OBJECTIVE
Restate the complete material exactly.

Raw records
__________

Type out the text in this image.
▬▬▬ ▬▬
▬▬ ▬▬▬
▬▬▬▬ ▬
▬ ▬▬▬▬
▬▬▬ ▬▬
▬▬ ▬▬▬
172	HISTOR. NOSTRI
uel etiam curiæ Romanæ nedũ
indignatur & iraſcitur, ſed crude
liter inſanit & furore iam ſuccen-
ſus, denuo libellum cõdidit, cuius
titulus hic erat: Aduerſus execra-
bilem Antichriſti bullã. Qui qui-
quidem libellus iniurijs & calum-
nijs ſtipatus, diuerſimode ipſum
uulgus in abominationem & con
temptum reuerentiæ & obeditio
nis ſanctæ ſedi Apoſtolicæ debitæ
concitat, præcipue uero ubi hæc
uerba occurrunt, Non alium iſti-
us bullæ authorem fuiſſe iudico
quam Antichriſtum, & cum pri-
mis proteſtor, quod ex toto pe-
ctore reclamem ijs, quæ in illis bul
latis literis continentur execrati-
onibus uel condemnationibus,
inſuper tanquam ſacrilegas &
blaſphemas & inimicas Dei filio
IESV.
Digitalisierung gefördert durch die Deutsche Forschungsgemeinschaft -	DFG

__________

OUTPUT OF THE TASK
Type out the text in this image.
▬▬▬ ▬▬
▬▬ ▬▬▬
▬▬▬▬ ▬
▬ ▬▬▬▬
▬▬▬ ▬▬
▬▬ ▬▬▬
172	HISTOR. NOSTRI
uel etiam curiæ Romanæ nedũ
indignatur & iraſcitur, ſed crude
liter inſanit & furore iam ſuccen-
ſus, denuo libellum cõdidit, cuius
titulus hic erat: Aduerſus execra-
bilem Antichriſti bullã. Qui qui-
quidem libellus iniurijs & calum-
nijs ſtipatus, diuerſimode ipſum
uulgus in abominationem & con
temptum reuerentiæ & obeditio
nis ſanctæ ſedi Apoſtolicæ debitæ
concitat, præcipue uero ubi hæc
uerba occurrunt, Non alium iſti-
us bullæ authorem fuiſſe iudico
quam Antichriſtum, & cum pri-
mis proteſtor, quod ex toto pe-
ctore reclamem ijs, quæ in illis bul
latis literis continentur execrati-
onibus uel condemnationibus,
inſuper tanquam ſacrilegas &
blaſphemas & inimicas Dei filio
IESV.
Digitalisierung gefördert durch die Deutsche Forschungsgemeinschaft -	DFG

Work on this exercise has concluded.